[Figure record listings]

◇ ◇ ◇

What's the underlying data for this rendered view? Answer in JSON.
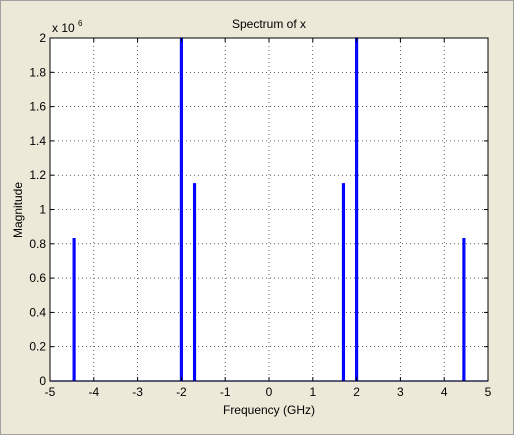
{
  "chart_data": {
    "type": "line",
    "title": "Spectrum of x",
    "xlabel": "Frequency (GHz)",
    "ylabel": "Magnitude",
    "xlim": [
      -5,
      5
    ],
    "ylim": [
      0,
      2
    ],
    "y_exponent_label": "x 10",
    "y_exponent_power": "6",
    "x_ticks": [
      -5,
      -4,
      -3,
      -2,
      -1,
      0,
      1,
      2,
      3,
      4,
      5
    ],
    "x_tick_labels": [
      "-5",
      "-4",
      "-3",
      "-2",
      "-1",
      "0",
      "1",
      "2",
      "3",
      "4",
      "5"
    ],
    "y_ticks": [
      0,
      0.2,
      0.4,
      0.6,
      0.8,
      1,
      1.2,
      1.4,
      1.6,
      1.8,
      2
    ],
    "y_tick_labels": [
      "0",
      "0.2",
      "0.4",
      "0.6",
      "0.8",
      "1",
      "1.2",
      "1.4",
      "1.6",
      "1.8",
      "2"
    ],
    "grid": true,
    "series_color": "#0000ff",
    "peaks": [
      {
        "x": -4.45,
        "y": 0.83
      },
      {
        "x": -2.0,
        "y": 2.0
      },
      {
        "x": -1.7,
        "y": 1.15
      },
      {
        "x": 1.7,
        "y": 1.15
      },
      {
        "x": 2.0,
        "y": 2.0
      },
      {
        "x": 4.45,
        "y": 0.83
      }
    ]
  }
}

◇ ◇ ◇

# DIRECTIVE:
The material above holds pictures; copy everything else in it exactly.

# REPLY:
What's the underlying data for this rendered view? Answer in JSON.
{
  "chart_data": {
    "type": "line",
    "title": "Spectrum of x",
    "xlabel": "Frequency (GHz)",
    "ylabel": "Magnitude",
    "xlim": [
      -5,
      5
    ],
    "ylim": [
      0,
      2
    ],
    "y_exponent_label": "x 10",
    "y_exponent_power": "6",
    "x_ticks": [
      -5,
      -4,
      -3,
      -2,
      -1,
      0,
      1,
      2,
      3,
      4,
      5
    ],
    "x_tick_labels": [
      "-5",
      "-4",
      "-3",
      "-2",
      "-1",
      "0",
      "1",
      "2",
      "3",
      "4",
      "5"
    ],
    "y_ticks": [
      0,
      0.2,
      0.4,
      0.6,
      0.8,
      1,
      1.2,
      1.4,
      1.6,
      1.8,
      2
    ],
    "y_tick_labels": [
      "0",
      "0.2",
      "0.4",
      "0.6",
      "0.8",
      "1",
      "1.2",
      "1.4",
      "1.6",
      "1.8",
      "2"
    ],
    "grid": true,
    "series_color": "#0000ff",
    "peaks": [
      {
        "x": -4.45,
        "y": 0.83
      },
      {
        "x": -2.0,
        "y": 2.0
      },
      {
        "x": -1.7,
        "y": 1.15
      },
      {
        "x": 1.7,
        "y": 1.15
      },
      {
        "x": 2.0,
        "y": 2.0
      },
      {
        "x": 4.45,
        "y": 0.83
      }
    ]
  }
}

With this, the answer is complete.